Chart and figure data
Start
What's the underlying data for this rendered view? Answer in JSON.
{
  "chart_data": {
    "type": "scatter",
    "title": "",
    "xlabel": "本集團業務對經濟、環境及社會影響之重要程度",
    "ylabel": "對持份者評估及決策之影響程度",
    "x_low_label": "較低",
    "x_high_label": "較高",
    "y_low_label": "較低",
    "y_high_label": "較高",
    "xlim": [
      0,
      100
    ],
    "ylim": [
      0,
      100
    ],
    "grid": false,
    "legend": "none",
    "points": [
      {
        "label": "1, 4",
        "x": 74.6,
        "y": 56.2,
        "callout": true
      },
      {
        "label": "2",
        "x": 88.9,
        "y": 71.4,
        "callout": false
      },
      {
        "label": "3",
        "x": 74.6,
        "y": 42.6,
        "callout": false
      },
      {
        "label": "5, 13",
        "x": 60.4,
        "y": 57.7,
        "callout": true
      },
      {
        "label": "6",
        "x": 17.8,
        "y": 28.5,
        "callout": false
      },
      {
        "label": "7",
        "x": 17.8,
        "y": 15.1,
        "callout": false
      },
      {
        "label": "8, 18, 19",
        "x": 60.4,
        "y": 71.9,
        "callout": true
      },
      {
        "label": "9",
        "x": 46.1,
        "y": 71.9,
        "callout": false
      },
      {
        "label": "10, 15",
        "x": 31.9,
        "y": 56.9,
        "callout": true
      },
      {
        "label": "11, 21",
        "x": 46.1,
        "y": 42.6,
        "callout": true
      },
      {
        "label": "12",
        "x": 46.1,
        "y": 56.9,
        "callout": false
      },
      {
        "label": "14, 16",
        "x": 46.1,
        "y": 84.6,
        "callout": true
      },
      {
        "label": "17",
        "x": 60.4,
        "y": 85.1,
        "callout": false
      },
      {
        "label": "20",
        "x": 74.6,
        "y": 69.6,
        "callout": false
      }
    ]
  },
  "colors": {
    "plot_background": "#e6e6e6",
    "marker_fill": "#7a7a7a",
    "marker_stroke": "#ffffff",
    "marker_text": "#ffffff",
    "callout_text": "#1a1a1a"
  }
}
End
*Instruction*.
Return every line of the material exactly.

*Solution to this problem*.
What's the underlying data for this rendered view? Answer in JSON.
{
  "chart_data": {
    "type": "scatter",
    "title": "",
    "xlabel": "本集團業務對經濟、環境及社會影響之重要程度",
    "ylabel": "對持份者評估及決策之影響程度",
    "x_low_label": "較低",
    "x_high_label": "較高",
    "y_low_label": "較低",
    "y_high_label": "較高",
    "xlim": [
      0,
      100
    ],
    "ylim": [
      0,
      100
    ],
    "grid": false,
    "legend": "none",
    "points": [
      {
        "label": "1, 4",
        "x": 74.6,
        "y": 56.2,
        "callout": true
      },
      {
        "label": "2",
        "x": 88.9,
        "y": 71.4,
        "callout": false
      },
      {
        "label": "3",
        "x": 74.6,
        "y": 42.6,
        "callout": false
      },
      {
        "label": "5, 13",
        "x": 60.4,
        "y": 57.7,
        "callout": true
      },
      {
        "label": "6",
        "x": 17.8,
        "y": 28.5,
        "callout": false
      },
      {
        "label": "7",
        "x": 17.8,
        "y": 15.1,
        "callout": false
      },
      {
        "label": "8, 18, 19",
        "x": 60.4,
        "y": 71.9,
        "callout": true
      },
      {
        "label": "9",
        "x": 46.1,
        "y": 71.9,
        "callout": false
      },
      {
        "label": "10, 15",
        "x": 31.9,
        "y": 56.9,
        "callout": true
      },
      {
        "label": "11, 21",
        "x": 46.1,
        "y": 42.6,
        "callout": true
      },
      {
        "label": "12",
        "x": 46.1,
        "y": 56.9,
        "callout": false
      },
      {
        "label": "14, 16",
        "x": 46.1,
        "y": 84.6,
        "callout": true
      },
      {
        "label": "17",
        "x": 60.4,
        "y": 85.1,
        "callout": false
      },
      {
        "label": "20",
        "x": 74.6,
        "y": 69.6,
        "callout": false
      }
    ]
  },
  "colors": {
    "plot_background": "#e6e6e6",
    "marker_fill": "#7a7a7a",
    "marker_stroke": "#ffffff",
    "marker_text": "#ffffff",
    "callout_text": "#1a1a1a"
  }
}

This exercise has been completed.